Stored data:
· · · · ·

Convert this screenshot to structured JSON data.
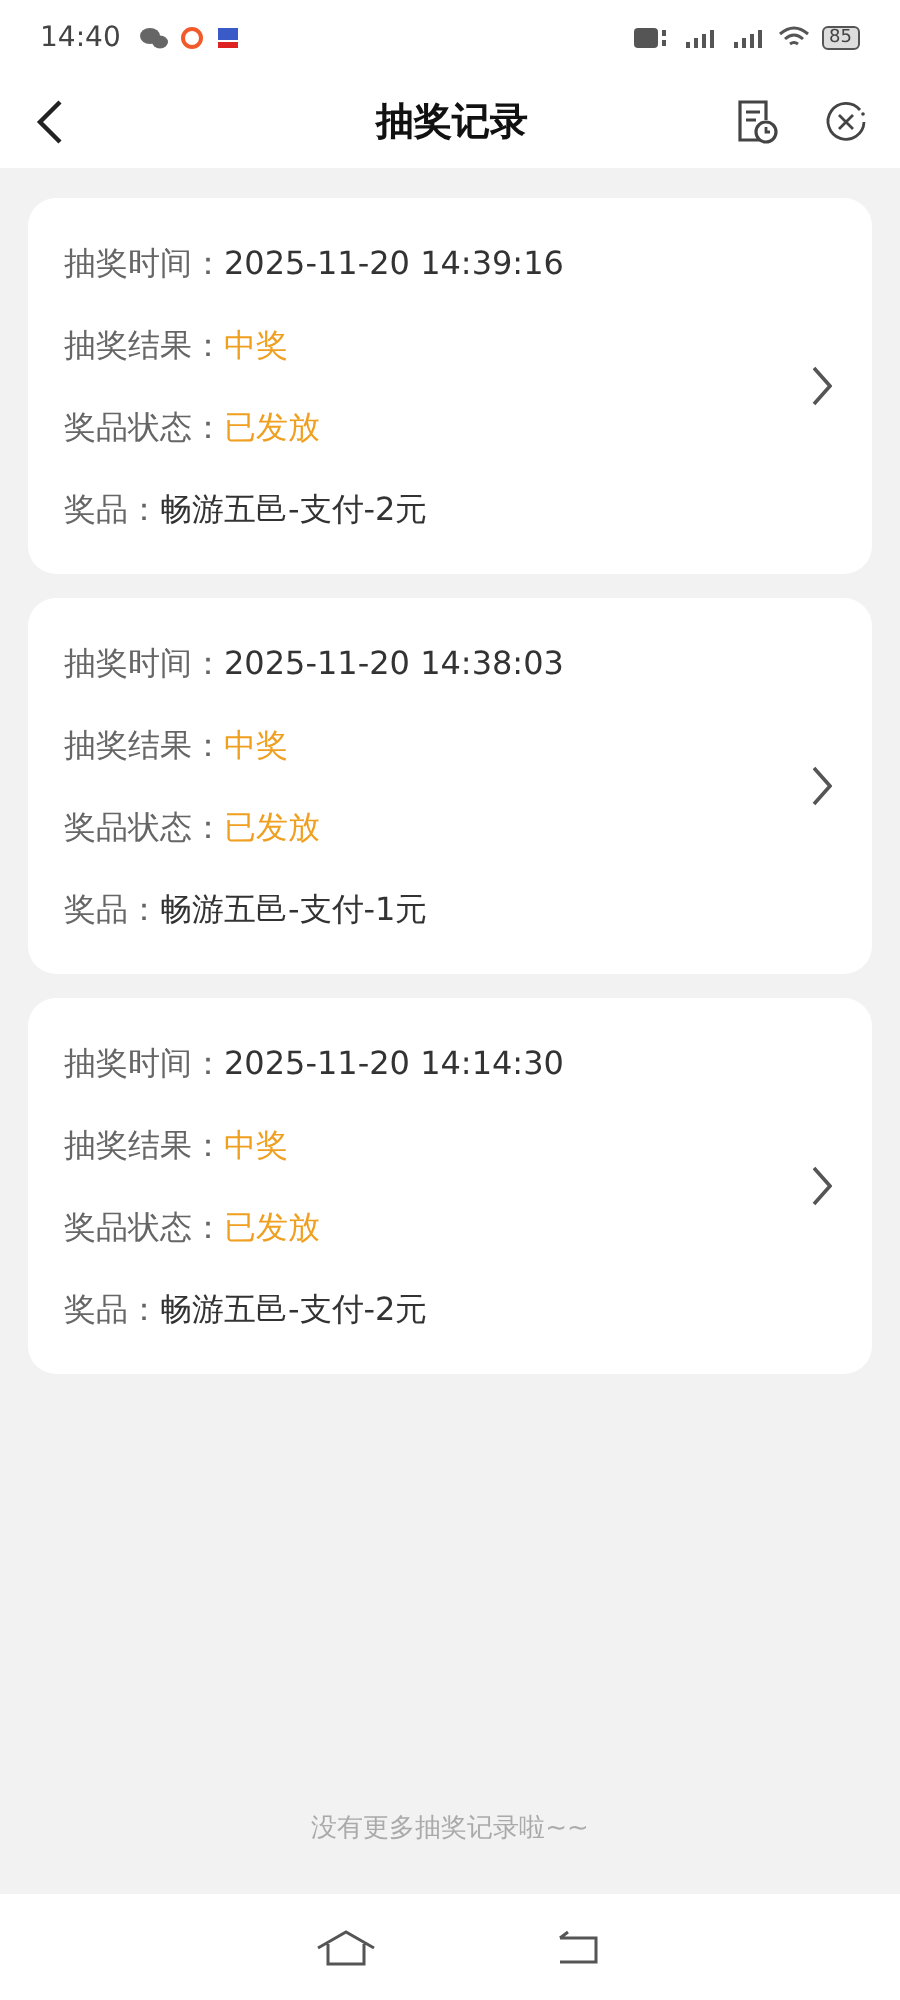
{
  "status_bar": {
    "time": "14:40",
    "battery": "85"
  },
  "header": {
    "title": "抽奖记录"
  },
  "records": [
    {
      "fields": [
        {
          "label": "抽奖时间：",
          "value": "2025-11-20 14:39:16",
          "kind": "plain"
        },
        {
          "label": "抽奖结果：",
          "value": "中奖",
          "kind": "highlight"
        },
        {
          "label": "奖品状态：",
          "value": "已发放",
          "kind": "highlight"
        },
        {
          "label": "奖品：",
          "value": "畅游五邑-支付-2元",
          "kind": "plain"
        }
      ]
    },
    {
      "fields": [
        {
          "label": "抽奖时间：",
          "value": "2025-11-20 14:38:03",
          "kind": "plain"
        },
        {
          "label": "抽奖结果：",
          "value": "中奖",
          "kind": "highlight"
        },
        {
          "label": "奖品状态：",
          "value": "已发放",
          "kind": "highlight"
        },
        {
          "label": "奖品：",
          "value": "畅游五邑-支付-1元",
          "kind": "plain"
        }
      ]
    },
    {
      "fields": [
        {
          "label": "抽奖时间：",
          "value": "2025-11-20 14:14:30",
          "kind": "plain"
        },
        {
          "label": "抽奖结果：",
          "value": "中奖",
          "kind": "highlight"
        },
        {
          "label": "奖品状态：",
          "value": "已发放",
          "kind": "highlight"
        },
        {
          "label": "奖品：",
          "value": "畅游五邑-支付-2元",
          "kind": "plain"
        }
      ]
    }
  ],
  "footer_note": "没有更多抽奖记录啦~~"
}
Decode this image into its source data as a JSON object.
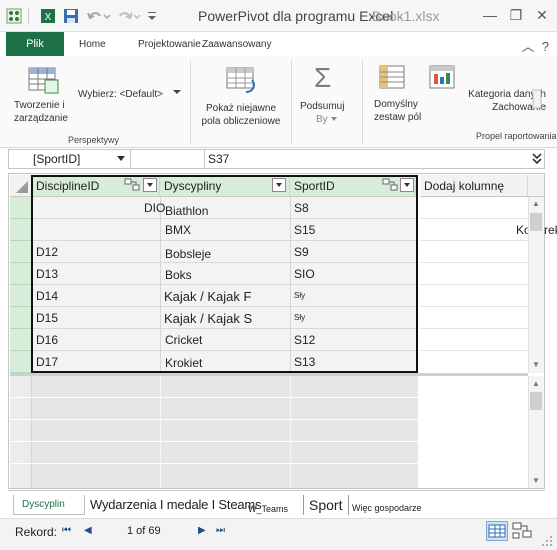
{
  "title": {
    "text": "PowerPivot dla programu Excel -",
    "ghost": "Book1.xlsx"
  },
  "tabs": {
    "file": "Plik",
    "home": "Home",
    "design": "Projektowanie",
    "advanced": "Zaawansowany"
  },
  "ribbon": {
    "create_manage": "Tworzenie i zarządzanie",
    "select_label": "Wybierz: <Default>",
    "perspectives_group": "Perspektywy",
    "show_implicit": "Pokaż niejawne pola obliczeniowe",
    "summarize_line1": "Podsumuj",
    "summarize_line2": "By",
    "default_fieldset": "Domyślny zestaw pól",
    "table_behavior": "Kategoria danych Zachowanie",
    "reporting_group": "Propel raportowania"
  },
  "formula_bar": {
    "name_box": "[SportID]",
    "value": "S37"
  },
  "grid": {
    "columns": [
      "DisciplineID",
      "Dyscypliny",
      "SportID",
      "Dodaj kolumnę"
    ],
    "rows": [
      {
        "id": "DIO",
        "name": "Biathlon",
        "sport": "S8"
      },
      {
        "id": "",
        "name": "BMX",
        "sport": "S15"
      },
      {
        "id": "D12",
        "name": "Bobsleje",
        "sport": "S9"
      },
      {
        "id": "D13",
        "name": "Boks",
        "sport": "SIO"
      },
      {
        "id": "D14",
        "name": "Kajak / Kajak F",
        "sport": "Sły"
      },
      {
        "id": "D15",
        "name": "Kajak / Kajak S",
        "sport": "Sły"
      },
      {
        "id": "D16",
        "name": "Cricket",
        "sport": "S12"
      },
      {
        "id": "D17",
        "name": "Krokiet",
        "sport": "S13"
      }
    ],
    "overflow_text": "Koperek"
  },
  "sheet_tabs": {
    "t1": "Dyscyplin",
    "t2": "Wydarzenia I medale I Steams",
    "t3": "W_Teams",
    "t4": "Sport",
    "t5": "Więc gospodarze"
  },
  "status": {
    "record_label": "Rekord:",
    "record_value": "1 of 69"
  },
  "colors": {
    "accent": "#1e7146",
    "selection": "#d7ecd9"
  }
}
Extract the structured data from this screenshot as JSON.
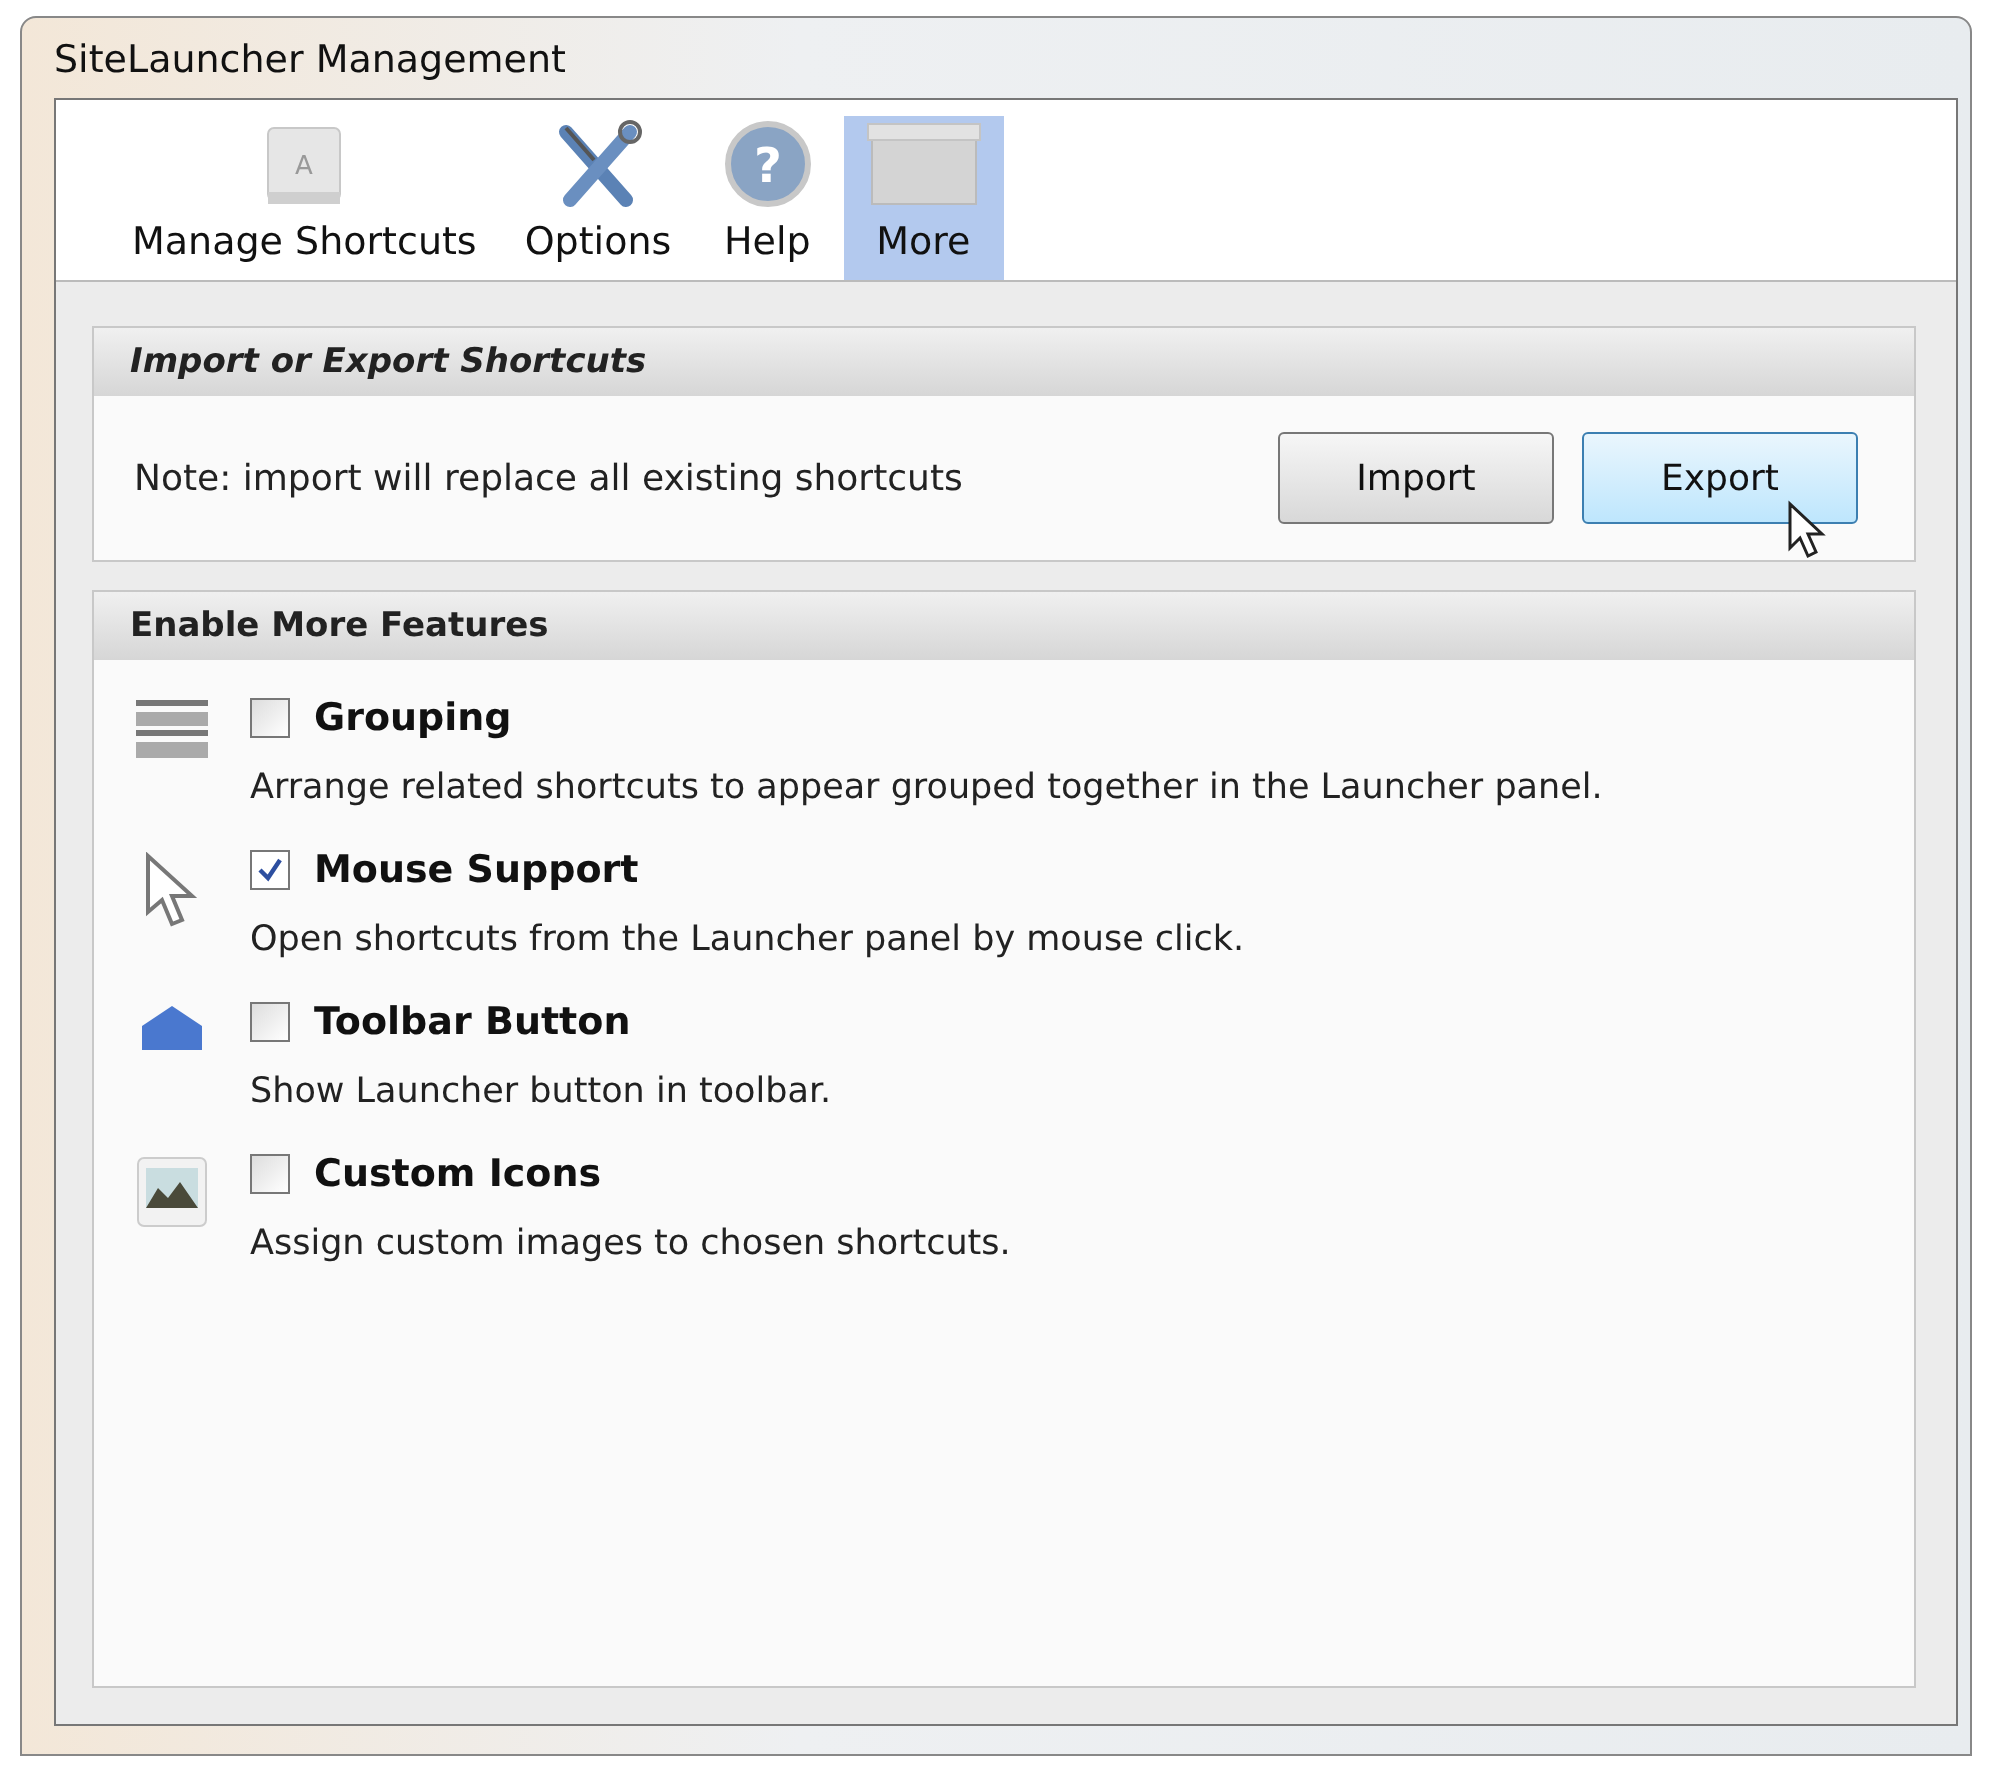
{
  "window": {
    "title": "SiteLauncher Management"
  },
  "tabs": [
    {
      "label": "Manage Shortcuts",
      "kind": "key",
      "icon_text": "A",
      "selected": false
    },
    {
      "label": "Options",
      "kind": "tools",
      "selected": false
    },
    {
      "label": "Help",
      "kind": "help",
      "icon_text": "?",
      "selected": false
    },
    {
      "label": "More",
      "kind": "box",
      "selected": true
    }
  ],
  "import_export": {
    "title": "Import or Export Shortcuts",
    "note": "Note: import will replace all existing shortcuts",
    "buttons": [
      {
        "label": "Import",
        "selected": false
      },
      {
        "label": "Export",
        "selected": true
      }
    ]
  },
  "features": {
    "title": "Enable More Features",
    "items": [
      {
        "kind": "grid",
        "label": "Grouping",
        "checked": false,
        "description": "Arrange related shortcuts to appear grouped together in the Launcher panel."
      },
      {
        "kind": "pointer",
        "label": "Mouse Support",
        "checked": true,
        "description": "Open shortcuts from the Launcher panel by mouse click."
      },
      {
        "kind": "house",
        "label": "Toolbar Button",
        "checked": false,
        "description": "Show Launcher button in toolbar."
      },
      {
        "kind": "picture",
        "label": "Custom Icons",
        "checked": false,
        "description": "Assign custom images to chosen shortcuts."
      }
    ]
  }
}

· · · · ·

● Exercise instructions:
Return all lines containing the word "this".

● Finished answer:
Convert this screenshot to structured JSON data.
Decode this image into its source data as a JSON object.
Extract the structured data from this screenshot as JSON.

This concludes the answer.